*Stated problem*
Go through the material and pull out every line with the string "value" in it.

-- START Provided data --

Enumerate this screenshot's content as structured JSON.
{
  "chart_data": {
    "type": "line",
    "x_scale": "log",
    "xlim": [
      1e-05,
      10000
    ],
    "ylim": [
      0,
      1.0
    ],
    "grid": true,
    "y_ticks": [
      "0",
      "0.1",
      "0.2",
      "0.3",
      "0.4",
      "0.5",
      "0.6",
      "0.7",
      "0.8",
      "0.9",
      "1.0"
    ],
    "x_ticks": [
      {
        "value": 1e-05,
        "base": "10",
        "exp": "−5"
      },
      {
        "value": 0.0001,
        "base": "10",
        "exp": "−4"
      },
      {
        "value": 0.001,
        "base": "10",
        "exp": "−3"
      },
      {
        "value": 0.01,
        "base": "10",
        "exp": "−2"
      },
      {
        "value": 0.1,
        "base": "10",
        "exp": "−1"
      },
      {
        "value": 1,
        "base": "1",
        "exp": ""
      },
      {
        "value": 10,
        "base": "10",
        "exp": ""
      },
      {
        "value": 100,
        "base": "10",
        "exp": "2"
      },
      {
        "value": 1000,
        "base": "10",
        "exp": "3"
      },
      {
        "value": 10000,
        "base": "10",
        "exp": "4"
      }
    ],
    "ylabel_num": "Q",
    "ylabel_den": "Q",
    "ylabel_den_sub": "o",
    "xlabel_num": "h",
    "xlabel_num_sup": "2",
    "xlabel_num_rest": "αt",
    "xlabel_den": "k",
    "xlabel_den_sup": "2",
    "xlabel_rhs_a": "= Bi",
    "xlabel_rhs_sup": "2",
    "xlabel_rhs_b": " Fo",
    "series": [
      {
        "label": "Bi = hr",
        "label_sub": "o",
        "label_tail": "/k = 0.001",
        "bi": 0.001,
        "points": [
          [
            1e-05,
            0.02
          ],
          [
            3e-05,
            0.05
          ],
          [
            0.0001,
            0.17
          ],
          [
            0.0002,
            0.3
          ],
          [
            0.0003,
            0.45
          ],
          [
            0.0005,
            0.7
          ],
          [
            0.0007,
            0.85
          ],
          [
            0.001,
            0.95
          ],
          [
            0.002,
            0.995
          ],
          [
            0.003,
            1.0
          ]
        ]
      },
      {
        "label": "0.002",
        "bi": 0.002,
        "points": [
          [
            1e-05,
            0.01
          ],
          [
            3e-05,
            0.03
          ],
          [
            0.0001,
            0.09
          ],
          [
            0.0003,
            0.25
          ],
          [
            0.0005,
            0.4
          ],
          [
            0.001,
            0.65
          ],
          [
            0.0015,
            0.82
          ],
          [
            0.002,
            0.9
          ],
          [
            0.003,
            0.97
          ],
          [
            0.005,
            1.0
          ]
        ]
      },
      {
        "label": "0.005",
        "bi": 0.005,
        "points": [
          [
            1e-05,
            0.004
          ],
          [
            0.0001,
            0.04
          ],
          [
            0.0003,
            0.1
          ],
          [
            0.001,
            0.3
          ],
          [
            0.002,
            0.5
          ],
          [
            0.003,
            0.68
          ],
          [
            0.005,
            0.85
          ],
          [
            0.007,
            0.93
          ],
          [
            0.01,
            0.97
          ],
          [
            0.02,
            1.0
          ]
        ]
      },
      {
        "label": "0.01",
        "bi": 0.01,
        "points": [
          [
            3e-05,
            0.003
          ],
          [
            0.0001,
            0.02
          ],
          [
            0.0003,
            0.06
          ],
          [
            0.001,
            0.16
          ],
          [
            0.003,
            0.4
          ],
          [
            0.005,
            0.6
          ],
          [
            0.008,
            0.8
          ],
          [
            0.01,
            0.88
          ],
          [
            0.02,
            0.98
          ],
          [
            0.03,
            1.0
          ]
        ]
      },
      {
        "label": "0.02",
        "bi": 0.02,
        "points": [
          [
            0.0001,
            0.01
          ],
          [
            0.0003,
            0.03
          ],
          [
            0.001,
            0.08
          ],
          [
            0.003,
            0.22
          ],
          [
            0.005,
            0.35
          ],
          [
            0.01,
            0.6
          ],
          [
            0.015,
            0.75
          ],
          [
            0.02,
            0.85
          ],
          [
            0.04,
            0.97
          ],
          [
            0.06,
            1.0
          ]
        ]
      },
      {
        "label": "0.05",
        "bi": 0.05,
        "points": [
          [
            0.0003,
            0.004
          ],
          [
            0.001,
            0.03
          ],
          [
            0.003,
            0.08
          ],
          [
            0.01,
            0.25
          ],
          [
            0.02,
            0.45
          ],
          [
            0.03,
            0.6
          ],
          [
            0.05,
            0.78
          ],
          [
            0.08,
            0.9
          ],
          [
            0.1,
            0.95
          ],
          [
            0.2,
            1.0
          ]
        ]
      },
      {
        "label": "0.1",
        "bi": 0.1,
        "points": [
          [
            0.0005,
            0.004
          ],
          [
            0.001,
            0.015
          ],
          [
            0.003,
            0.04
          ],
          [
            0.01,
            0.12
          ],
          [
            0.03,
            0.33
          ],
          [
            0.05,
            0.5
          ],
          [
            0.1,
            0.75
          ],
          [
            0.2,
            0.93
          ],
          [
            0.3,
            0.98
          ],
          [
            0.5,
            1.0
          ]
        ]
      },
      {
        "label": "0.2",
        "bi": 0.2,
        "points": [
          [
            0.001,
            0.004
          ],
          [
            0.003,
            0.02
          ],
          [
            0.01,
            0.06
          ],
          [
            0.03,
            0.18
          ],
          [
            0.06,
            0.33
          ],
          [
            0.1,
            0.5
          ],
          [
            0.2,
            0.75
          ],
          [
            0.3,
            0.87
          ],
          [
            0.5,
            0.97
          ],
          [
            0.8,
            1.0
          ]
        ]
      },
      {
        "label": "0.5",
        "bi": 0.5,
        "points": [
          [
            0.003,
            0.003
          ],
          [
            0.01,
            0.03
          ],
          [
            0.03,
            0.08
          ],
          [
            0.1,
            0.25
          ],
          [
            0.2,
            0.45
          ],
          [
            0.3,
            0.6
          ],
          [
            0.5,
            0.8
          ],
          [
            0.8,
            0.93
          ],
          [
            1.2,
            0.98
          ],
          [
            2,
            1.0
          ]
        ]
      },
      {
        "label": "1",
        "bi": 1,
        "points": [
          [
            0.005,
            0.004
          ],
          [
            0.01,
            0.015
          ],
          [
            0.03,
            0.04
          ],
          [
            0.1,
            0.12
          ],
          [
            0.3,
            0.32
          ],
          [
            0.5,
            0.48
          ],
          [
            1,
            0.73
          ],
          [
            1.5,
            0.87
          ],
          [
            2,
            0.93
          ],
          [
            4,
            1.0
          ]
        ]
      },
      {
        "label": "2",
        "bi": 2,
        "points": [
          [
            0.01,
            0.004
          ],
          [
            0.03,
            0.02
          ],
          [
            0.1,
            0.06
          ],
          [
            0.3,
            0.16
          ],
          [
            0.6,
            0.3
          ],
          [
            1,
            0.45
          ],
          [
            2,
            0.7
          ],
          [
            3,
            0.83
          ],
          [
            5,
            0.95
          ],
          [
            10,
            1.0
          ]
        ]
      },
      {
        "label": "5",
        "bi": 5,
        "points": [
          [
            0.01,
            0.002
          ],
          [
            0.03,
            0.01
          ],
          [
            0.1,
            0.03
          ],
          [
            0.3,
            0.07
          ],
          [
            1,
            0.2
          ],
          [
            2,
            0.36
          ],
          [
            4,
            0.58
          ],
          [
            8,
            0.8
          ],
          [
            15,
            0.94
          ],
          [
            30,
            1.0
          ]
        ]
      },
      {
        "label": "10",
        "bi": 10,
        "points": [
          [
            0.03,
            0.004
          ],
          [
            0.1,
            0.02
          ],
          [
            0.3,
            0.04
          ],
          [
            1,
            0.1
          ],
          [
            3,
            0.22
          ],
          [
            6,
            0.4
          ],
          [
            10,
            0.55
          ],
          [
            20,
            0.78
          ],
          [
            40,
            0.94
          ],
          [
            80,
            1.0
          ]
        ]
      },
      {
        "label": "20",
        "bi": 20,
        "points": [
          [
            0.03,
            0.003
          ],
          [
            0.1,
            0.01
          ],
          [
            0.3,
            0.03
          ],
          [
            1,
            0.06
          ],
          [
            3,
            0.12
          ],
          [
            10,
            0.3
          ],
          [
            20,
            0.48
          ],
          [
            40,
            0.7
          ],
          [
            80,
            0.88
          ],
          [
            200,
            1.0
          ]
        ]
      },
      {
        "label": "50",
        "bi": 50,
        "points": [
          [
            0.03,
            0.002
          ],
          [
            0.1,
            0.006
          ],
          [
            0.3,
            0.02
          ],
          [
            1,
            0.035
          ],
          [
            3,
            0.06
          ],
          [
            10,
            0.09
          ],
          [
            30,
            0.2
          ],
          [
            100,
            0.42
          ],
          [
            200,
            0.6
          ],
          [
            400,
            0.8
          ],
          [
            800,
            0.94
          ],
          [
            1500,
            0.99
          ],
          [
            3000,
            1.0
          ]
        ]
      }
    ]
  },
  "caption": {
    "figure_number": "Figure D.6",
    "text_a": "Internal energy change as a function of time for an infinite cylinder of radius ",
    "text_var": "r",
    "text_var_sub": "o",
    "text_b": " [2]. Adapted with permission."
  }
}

-- END Provided data --

*Right answer*
        "value": 1e-05,
        "value": 0.0001,
        "value": 0.001,
        "value": 0.01,
        "value": 0.1,
        "value": 1,
        "value": 10,
        "value": 100,
        "value": 1000,
        "value": 10000,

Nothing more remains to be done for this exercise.